## PROVIDED RECORDS
_ _ _ _ _

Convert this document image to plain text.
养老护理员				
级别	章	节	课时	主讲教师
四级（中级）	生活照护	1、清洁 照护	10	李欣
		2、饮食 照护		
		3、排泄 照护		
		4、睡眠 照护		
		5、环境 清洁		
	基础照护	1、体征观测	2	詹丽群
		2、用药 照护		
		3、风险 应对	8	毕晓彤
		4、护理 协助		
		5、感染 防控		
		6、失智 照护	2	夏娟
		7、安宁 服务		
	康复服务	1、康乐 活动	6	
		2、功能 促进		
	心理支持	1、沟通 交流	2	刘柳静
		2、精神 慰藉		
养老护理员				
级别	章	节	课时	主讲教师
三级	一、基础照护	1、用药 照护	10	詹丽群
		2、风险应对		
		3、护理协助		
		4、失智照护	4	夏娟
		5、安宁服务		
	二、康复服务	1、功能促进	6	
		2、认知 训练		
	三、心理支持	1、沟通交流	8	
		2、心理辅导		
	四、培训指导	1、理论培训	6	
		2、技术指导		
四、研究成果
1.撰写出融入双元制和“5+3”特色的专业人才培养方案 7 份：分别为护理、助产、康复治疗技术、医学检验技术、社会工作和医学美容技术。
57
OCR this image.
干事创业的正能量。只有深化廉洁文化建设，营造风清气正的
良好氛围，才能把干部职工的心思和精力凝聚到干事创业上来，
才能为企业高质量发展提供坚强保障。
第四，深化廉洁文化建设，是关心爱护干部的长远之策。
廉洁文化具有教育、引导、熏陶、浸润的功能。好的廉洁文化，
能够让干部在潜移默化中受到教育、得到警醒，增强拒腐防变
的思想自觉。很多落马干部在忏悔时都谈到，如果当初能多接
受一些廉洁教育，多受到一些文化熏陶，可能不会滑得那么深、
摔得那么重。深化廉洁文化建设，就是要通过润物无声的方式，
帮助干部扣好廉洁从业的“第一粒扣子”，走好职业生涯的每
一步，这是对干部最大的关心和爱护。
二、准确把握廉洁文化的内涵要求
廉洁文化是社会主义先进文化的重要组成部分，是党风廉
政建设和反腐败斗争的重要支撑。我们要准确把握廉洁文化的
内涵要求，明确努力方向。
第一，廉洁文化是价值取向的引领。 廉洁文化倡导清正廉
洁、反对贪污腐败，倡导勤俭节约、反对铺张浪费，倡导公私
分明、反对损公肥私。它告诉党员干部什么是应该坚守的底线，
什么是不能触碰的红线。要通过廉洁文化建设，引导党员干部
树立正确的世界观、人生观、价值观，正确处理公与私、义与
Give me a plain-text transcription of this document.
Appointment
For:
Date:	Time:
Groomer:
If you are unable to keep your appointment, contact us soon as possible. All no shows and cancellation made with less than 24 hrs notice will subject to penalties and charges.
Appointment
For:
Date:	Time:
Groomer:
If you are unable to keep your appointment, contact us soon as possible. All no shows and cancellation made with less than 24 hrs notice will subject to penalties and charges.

_ _ _ _ _

## EXERCISE DIRECTIONS
Return the material exactly as it stands.

## REPLY
Convert this document image to plain text.
养老护理员				
级别	章	节	课时	主讲教师
四级（中级）	生活照护	1、清洁 照护	10	李欣
		2、饮食 照护		
		3、排泄 照护		
		4、睡眠 照护		
		5、环境 清洁		
	基础照护	1、体征观测	2	詹丽群
		2、用药 照护		
		3、风险 应对	8	毕晓彤
		4、护理 协助		
		5、感染 防控		
		6、失智 照护	2	夏娟
		7、安宁 服务		
	康复服务	1、康乐 活动	6	
		2、功能 促进		
	心理支持	1、沟通 交流	2	刘柳静
		2、精神 慰藉		
养老护理员				
级别	章	节	课时	主讲教师
三级	一、基础照护	1、用药 照护	10	詹丽群
		2、风险应对		
		3、护理协助		
		4、失智照护	4	夏娟
		5、安宁服务		
	二、康复服务	1、功能促进	6	
		2、认知 训练		
	三、心理支持	1、沟通交流	8	
		2、心理辅导		
	四、培训指导	1、理论培训	6	
		2、技术指导		
四、研究成果
1.撰写出融入双元制和“5+3”特色的专业人才培养方案 7 份：分别为护理、助产、康复治疗技术、医学检验技术、社会工作和医学美容技术。
57
OCR this image.
干事创业的正能量。只有深化廉洁文化建设，营造风清气正的
良好氛围，才能把干部职工的心思和精力凝聚到干事创业上来，
才能为企业高质量发展提供坚强保障。
第四，深化廉洁文化建设，是关心爱护干部的长远之策。
廉洁文化具有教育、引导、熏陶、浸润的功能。好的廉洁文化，
能够让干部在潜移默化中受到教育、得到警醒，增强拒腐防变
的思想自觉。很多落马干部在忏悔时都谈到，如果当初能多接
受一些廉洁教育，多受到一些文化熏陶，可能不会滑得那么深、
摔得那么重。深化廉洁文化建设，就是要通过润物无声的方式，
帮助干部扣好廉洁从业的“第一粒扣子”，走好职业生涯的每
一步，这是对干部最大的关心和爱护。
二、准确把握廉洁文化的内涵要求
廉洁文化是社会主义先进文化的重要组成部分，是党风廉
政建设和反腐败斗争的重要支撑。我们要准确把握廉洁文化的
内涵要求，明确努力方向。
第一，廉洁文化是价值取向的引领。 廉洁文化倡导清正廉
洁、反对贪污腐败，倡导勤俭节约、反对铺张浪费，倡导公私
分明、反对损公肥私。它告诉党员干部什么是应该坚守的底线，
什么是不能触碰的红线。要通过廉洁文化建设，引导党员干部
树立正确的世界观、人生观、价值观，正确处理公与私、义与
Give me a plain-text transcription of this document.
Appointment
For:
Date:	Time:
Groomer:
If you are unable to keep your appointment, contact us soon as possible. All no shows and cancellation made with less than 24 hrs notice will subject to penalties and charges.
Appointment
For:
Date:	Time:
Groomer:
If you are unable to keep your appointment, contact us soon as possible. All no shows and cancellation made with less than 24 hrs notice will subject to penalties and charges.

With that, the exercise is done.